Nell’ultimo anno, in Italia, sono scomparsi oltre 10 milioni di mucche, maiali, pecore, capre, galline, oche e conigli, e sono a rischio estinzione 130 razze italiane di mucche, asini, maiali, pecore e galline.
I dati sono stati diffusi il 6 febbraio da Coldiretti e Aia (Associazione italiana allevatori), in occasione dell’apertura della Fieragricola di Verona. In Italia nel corso del 2013 sono scomparsi oltre dieci milioni di animali da fattoria, e in particolare: 7 milioni di polli e galline, 750.000 tacchini, 700.000 conigli, 500.000 tra faraone, oche e anatre, un milione di pecore, agnelli e capre, 650.000 maiali, 45.000 manze e 25.000 bufali. Sono 130 le razze italiane allevate a rischio estinzione, tra cui 38 razze di pecore, 24 razze di bovini, 22 di capre, 19 di equini, 10 di maiali, 10 di avicoli e 7 di asini. A preoccupare sono in particolare questi casi: l’asino romagnolo, usato nella produzione di latte per uso pediatrico e nell’onoterapia (ne sono rimasti soltanto 570 esemplari); la capra Girgentana, il cui latte è usato per produrre il formaggo ‘Tuma ammucchiata’ (ne restano circa 400 esemplari); la gallina di Polverara (poche decine di esemplari); la Mora romagnola, una razza di maiale dal mantello nerastro (poche decine di esemplari); i bovini di razza Garfagnina con mantello brinato e pelle di colore ardesia (145 esemplari); i bovini di razza Pontremolese (46 esemplari); la pecora di razza Alpagota (3363 esemplari).
In tutto questo non c’è soltanto un problema di biodiversità. Il comparto italiano dell’allevamento – un settore che vale 17,3 miliardi di euro (il 35% dell’intera agricoltura italiana) e che dà lavoro a circa 800.000 persone – è sempre più in balìa del falso Made in Italy e dell’importazione selvaggia di carne, un fenomeno contro cui stanno combattendo da tempo – per il momento invano – gli allevatori italiani, di recente con la cosiddetta “Battaglia di Natale del Brennero” e poi con la grande mobilitazione di Roma del dicembre 2013.
Dato che al momento in Italia non è obbligatorio indicare in etichetta la provenienza del latte a lunga conservazione, né l’origine del latte di mucca, pecora o capra usato per produrre i formaggi formaggi, né l’origine delle carni di coniglio, pecora, capra e maiale vendute fresche o trasformate, sono sempre di più le aziende che importano carne di bassa qualità, e poi la rivendono confezionandola con marchio italiano (o importano latte o semilavorati come le cagliate, la polvere di latte, le caseine e i caseinati, e li usano per produrre formaggi da rivendere poi come “italiani”). Oggi l’Italia importa il 42% del latte che consuma, il 40% della carne di maiale, il 30% della ovicaprina e il 10% della carne di coniglio, e secondo la Coldiretti due prosciutti su tre spacciati per italiani sono in realtà prodotti con carne di maiali allevati all’estero, tre cartoni di latte a lunga conservazione su quattro sono stranieri all’insaputa del consumatore, e la metà delle mozzarelle sono fatte con latte o con cagliate di importazione.

Materiale fornito:

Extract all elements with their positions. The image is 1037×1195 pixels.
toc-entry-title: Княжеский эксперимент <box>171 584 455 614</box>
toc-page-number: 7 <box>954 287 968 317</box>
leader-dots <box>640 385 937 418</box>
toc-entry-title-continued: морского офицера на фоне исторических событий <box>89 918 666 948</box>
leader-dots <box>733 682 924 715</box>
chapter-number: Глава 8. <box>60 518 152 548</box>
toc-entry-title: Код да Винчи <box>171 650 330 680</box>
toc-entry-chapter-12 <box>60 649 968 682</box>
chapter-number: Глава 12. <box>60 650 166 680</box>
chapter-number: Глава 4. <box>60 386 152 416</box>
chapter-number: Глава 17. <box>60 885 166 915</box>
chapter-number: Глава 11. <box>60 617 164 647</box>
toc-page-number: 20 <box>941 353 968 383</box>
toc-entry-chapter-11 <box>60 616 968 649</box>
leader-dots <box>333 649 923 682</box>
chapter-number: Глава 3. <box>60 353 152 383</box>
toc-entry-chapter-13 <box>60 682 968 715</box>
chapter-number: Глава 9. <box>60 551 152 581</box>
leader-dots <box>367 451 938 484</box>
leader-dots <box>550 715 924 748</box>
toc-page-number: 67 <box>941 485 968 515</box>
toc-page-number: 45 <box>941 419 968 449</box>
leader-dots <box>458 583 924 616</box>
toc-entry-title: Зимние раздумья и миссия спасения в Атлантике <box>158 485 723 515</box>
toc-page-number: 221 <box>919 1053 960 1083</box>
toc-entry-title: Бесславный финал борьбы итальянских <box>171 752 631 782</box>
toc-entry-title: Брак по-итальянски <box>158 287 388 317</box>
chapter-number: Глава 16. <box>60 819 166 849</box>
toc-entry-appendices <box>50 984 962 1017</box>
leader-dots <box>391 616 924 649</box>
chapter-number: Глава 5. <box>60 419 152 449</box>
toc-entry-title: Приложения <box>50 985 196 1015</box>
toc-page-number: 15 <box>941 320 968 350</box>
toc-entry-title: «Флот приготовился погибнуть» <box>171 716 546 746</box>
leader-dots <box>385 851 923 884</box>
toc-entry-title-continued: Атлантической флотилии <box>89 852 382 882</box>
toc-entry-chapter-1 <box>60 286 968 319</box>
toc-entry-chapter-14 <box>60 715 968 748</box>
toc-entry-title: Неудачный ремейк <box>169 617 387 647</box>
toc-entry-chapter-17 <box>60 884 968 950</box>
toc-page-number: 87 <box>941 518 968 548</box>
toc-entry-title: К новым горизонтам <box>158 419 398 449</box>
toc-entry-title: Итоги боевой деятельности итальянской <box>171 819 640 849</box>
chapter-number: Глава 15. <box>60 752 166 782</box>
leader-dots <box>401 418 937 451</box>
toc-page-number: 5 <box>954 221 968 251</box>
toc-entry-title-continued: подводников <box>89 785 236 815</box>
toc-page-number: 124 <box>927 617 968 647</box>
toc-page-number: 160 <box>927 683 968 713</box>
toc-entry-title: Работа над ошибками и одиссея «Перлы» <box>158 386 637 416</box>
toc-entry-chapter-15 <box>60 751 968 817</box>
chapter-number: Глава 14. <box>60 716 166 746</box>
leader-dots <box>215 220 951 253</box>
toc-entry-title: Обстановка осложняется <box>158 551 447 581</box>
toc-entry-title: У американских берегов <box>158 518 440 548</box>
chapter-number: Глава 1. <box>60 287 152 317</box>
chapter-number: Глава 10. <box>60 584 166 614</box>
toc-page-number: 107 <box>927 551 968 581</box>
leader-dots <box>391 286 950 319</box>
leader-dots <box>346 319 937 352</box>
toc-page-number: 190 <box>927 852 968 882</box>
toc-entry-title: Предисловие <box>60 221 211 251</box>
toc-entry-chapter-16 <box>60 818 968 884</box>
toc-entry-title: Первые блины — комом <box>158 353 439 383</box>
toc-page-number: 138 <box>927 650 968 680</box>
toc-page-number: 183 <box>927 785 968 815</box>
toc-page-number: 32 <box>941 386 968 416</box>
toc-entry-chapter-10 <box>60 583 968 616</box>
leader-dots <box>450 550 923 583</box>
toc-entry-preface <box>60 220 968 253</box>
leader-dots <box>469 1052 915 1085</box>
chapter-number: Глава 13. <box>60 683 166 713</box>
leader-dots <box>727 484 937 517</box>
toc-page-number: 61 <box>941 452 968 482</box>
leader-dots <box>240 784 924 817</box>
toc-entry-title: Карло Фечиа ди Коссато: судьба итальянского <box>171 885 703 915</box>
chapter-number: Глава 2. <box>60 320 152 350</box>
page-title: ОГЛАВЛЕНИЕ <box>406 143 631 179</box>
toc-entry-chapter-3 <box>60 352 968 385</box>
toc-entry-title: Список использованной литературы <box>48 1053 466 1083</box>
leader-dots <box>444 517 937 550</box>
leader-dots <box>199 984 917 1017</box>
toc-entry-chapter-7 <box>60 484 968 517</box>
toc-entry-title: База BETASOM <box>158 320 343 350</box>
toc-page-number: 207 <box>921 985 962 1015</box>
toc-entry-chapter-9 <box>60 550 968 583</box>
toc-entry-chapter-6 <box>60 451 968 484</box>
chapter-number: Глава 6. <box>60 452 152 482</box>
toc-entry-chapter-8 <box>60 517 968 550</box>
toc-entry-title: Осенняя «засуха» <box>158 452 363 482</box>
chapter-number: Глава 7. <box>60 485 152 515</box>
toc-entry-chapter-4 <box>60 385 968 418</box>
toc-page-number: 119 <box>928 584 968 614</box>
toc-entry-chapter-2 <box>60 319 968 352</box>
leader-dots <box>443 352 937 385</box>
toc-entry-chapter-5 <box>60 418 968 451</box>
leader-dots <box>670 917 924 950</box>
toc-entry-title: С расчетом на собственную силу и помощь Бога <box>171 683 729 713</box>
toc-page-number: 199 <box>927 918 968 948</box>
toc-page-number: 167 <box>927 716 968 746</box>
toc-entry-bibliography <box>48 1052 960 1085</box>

Consegna:
Per favore, riporta tale e quale il passo dell'articolo sugli animali da fattoria scomparsi in Italia che parte da "Nell’ultimo anno, in" e prosegue fino a "pecore e galline.".

Risposta:
Nell’ultimo anno, in Italia, sono scomparsi oltre 10 milioni di mucche, maiali, pecore, capre, galline, oche e conigli, e sono a rischio estinzione 130 razze italiane di mucche, asini, maiali, pecore e galline.